### Request
Show all lines from the data that include the word "VELINO".

--- Begin Entries shown ---

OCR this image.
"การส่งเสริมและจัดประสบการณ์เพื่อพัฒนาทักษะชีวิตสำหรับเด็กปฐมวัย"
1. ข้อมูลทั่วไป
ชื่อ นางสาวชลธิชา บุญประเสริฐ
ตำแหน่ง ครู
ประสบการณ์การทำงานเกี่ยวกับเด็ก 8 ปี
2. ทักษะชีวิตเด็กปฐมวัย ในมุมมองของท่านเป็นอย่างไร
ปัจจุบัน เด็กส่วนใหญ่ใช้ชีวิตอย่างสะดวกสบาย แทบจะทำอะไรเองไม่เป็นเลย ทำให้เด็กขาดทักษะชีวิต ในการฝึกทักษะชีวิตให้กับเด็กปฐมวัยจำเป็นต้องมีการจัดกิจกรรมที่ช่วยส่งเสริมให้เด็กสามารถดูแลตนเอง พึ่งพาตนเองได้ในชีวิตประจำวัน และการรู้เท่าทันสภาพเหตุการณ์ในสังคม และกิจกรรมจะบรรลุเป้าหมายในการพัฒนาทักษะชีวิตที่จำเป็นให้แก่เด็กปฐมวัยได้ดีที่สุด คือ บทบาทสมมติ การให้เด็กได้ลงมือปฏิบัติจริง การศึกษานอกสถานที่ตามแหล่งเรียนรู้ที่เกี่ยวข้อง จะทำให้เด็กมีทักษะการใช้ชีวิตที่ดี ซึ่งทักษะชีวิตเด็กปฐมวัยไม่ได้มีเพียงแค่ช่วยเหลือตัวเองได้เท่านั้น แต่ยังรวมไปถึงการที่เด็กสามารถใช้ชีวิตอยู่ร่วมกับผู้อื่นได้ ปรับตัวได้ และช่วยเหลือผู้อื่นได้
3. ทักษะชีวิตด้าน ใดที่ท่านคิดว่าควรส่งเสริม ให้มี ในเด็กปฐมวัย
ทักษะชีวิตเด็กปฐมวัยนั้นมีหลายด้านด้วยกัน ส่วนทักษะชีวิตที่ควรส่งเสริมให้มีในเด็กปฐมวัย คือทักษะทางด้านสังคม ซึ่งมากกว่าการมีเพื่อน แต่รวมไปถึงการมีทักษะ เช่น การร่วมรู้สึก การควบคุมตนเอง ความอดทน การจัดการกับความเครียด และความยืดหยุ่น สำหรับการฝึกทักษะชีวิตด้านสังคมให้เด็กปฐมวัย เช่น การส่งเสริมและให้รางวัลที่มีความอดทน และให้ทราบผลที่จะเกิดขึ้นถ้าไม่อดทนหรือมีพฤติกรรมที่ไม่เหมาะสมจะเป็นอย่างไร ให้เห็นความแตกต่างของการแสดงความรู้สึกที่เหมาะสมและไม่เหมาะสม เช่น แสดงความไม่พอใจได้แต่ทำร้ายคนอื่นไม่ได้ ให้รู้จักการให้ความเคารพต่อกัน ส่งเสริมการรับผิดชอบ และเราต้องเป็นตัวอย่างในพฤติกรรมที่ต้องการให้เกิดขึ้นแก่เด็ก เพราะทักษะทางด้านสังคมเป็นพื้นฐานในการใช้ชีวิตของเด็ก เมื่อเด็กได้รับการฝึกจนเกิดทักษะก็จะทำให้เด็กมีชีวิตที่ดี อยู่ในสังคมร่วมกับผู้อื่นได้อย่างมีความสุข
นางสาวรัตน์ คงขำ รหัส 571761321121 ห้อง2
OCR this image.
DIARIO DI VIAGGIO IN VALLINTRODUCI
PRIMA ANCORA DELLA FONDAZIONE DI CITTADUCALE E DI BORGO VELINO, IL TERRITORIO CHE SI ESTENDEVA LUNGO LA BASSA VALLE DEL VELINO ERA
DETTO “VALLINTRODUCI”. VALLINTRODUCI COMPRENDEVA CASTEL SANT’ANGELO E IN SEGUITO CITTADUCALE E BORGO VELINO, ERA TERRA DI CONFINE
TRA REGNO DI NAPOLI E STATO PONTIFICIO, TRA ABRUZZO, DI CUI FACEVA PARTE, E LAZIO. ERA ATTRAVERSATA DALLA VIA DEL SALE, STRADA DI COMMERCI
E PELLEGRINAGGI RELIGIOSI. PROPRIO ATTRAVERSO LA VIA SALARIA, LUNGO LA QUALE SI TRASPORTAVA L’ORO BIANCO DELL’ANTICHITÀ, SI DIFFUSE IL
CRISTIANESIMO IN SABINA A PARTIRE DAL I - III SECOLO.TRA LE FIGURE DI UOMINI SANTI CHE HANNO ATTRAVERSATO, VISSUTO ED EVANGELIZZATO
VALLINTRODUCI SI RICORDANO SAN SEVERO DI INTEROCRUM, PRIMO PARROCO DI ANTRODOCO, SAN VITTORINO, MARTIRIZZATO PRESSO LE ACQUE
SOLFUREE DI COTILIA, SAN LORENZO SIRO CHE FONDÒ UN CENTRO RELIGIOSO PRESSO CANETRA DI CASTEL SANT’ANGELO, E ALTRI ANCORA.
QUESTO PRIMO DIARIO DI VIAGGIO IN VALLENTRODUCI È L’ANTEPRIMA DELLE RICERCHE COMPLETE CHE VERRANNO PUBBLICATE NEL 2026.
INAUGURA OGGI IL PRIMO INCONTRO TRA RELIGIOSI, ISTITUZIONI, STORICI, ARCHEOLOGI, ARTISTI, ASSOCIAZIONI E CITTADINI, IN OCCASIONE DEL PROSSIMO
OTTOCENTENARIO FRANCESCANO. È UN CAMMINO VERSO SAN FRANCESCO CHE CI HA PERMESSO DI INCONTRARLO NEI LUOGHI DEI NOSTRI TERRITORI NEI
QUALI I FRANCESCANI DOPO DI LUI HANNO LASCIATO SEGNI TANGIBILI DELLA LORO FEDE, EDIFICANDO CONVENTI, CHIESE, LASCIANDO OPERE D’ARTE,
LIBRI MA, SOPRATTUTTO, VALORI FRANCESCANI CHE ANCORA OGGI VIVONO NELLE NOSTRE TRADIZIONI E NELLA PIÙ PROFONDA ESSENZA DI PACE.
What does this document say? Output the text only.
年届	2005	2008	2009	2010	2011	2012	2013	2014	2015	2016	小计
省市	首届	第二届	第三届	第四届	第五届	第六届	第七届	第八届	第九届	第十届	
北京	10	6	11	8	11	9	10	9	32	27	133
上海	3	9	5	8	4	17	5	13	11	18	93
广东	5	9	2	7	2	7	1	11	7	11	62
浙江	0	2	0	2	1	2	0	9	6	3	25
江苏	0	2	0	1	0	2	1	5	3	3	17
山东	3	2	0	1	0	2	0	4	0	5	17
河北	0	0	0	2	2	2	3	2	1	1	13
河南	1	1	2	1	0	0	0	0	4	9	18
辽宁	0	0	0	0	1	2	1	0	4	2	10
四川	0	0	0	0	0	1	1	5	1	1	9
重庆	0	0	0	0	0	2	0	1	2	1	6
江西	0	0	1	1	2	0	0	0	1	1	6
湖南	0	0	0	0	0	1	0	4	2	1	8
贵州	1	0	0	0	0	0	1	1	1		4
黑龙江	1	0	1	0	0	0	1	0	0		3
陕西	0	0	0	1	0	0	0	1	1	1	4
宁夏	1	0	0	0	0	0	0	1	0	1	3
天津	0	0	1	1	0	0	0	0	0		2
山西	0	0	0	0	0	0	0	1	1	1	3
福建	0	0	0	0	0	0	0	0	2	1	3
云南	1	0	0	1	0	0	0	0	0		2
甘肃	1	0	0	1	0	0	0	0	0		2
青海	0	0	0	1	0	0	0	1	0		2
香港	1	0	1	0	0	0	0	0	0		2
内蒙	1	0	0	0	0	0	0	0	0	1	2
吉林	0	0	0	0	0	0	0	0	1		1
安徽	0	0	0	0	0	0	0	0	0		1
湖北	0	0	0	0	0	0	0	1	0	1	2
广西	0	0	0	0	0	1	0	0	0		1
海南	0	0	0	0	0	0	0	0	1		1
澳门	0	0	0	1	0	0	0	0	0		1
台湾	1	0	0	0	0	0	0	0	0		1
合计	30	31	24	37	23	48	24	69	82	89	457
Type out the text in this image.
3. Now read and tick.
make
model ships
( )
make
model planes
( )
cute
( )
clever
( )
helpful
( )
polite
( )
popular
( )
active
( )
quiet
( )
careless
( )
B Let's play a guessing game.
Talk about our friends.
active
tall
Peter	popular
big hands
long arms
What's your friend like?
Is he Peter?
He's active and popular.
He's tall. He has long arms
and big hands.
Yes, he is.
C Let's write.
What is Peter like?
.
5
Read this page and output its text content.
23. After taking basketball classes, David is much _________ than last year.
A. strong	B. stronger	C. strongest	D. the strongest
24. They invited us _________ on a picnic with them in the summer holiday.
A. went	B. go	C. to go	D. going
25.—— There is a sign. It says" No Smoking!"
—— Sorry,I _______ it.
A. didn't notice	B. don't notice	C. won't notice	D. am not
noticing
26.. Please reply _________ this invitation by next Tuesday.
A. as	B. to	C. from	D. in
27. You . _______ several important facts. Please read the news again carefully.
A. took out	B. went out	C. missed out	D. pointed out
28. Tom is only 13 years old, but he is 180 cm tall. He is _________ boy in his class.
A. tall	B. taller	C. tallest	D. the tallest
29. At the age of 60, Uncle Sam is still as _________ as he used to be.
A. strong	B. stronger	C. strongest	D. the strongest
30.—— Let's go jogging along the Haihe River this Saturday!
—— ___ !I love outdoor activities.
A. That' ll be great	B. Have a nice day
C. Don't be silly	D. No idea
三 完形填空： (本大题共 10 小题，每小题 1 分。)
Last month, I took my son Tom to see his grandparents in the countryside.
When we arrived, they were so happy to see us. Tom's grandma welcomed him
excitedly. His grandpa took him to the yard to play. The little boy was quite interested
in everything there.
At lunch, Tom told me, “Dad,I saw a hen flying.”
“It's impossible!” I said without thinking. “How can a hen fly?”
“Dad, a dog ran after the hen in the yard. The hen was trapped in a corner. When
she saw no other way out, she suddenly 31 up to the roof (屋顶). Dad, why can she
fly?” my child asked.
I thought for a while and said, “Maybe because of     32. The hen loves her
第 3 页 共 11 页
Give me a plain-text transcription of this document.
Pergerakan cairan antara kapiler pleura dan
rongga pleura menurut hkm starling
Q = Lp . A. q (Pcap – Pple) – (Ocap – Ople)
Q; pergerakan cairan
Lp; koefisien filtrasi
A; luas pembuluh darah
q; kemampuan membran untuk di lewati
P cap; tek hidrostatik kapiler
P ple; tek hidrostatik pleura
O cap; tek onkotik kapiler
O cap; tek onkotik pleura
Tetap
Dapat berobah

--- End Entries shown ---

### Written answer
PRIMA ANCORA DELLA FONDAZIONE DI CITTADUCALE E DI BORGO VELINO, IL TERRITORIO CHE SI ESTENDEVA LUNGO LA BASSA VALLE DEL VELINO ERA
DETTO “VALLINTRODUCI”. VALLINTRODUCI COMPRENDEVA CASTEL SANT’ANGELO E IN SEGUITO CITTADUCALE E BORGO VELINO, ERA TERRA DI CONFINE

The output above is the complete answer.